EXERCISE INSTRUCTIONS: Below are the records; pull every line that includes "your".

Stored data
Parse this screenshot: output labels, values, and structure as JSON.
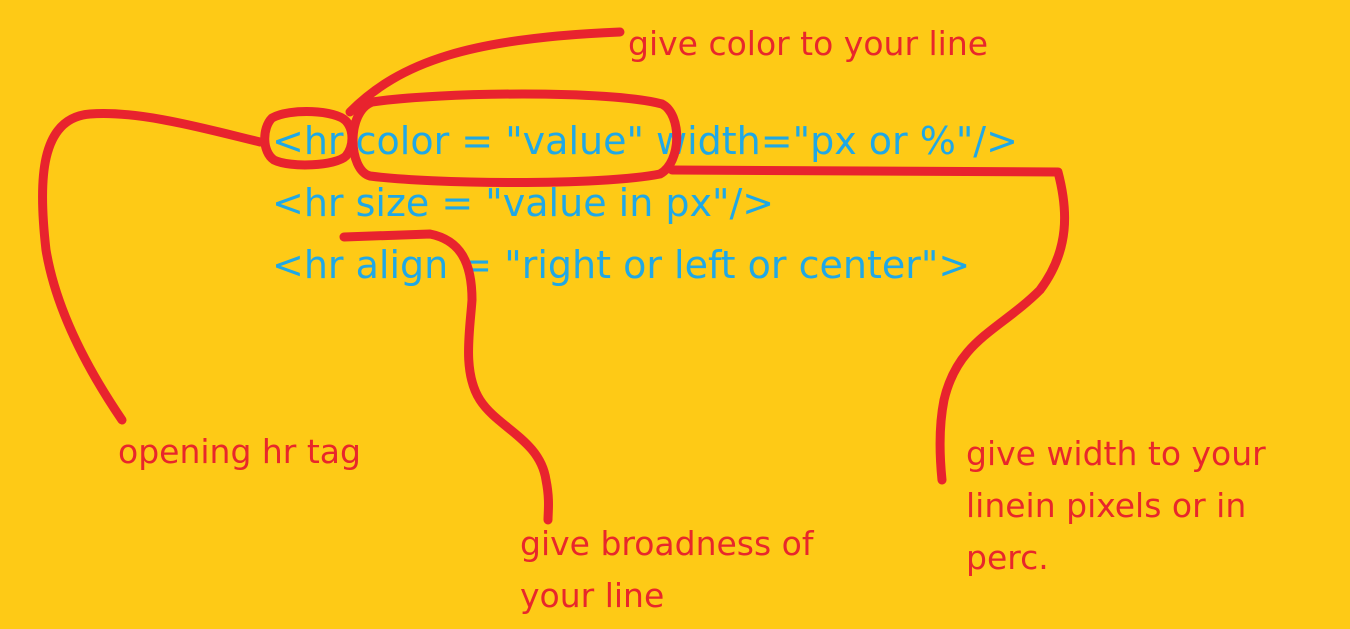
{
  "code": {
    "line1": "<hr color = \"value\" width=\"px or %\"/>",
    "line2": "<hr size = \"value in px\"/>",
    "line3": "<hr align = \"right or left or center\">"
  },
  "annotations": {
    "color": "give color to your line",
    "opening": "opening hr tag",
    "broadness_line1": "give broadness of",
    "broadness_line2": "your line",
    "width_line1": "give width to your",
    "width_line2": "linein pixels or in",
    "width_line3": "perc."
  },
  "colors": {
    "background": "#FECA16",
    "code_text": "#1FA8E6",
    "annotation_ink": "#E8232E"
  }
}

OUTPUT FOR THIS EXERCISE:
    "color": "give color to your line",
    "broadness_line2": "your line",
    "width_line1": "give width to your",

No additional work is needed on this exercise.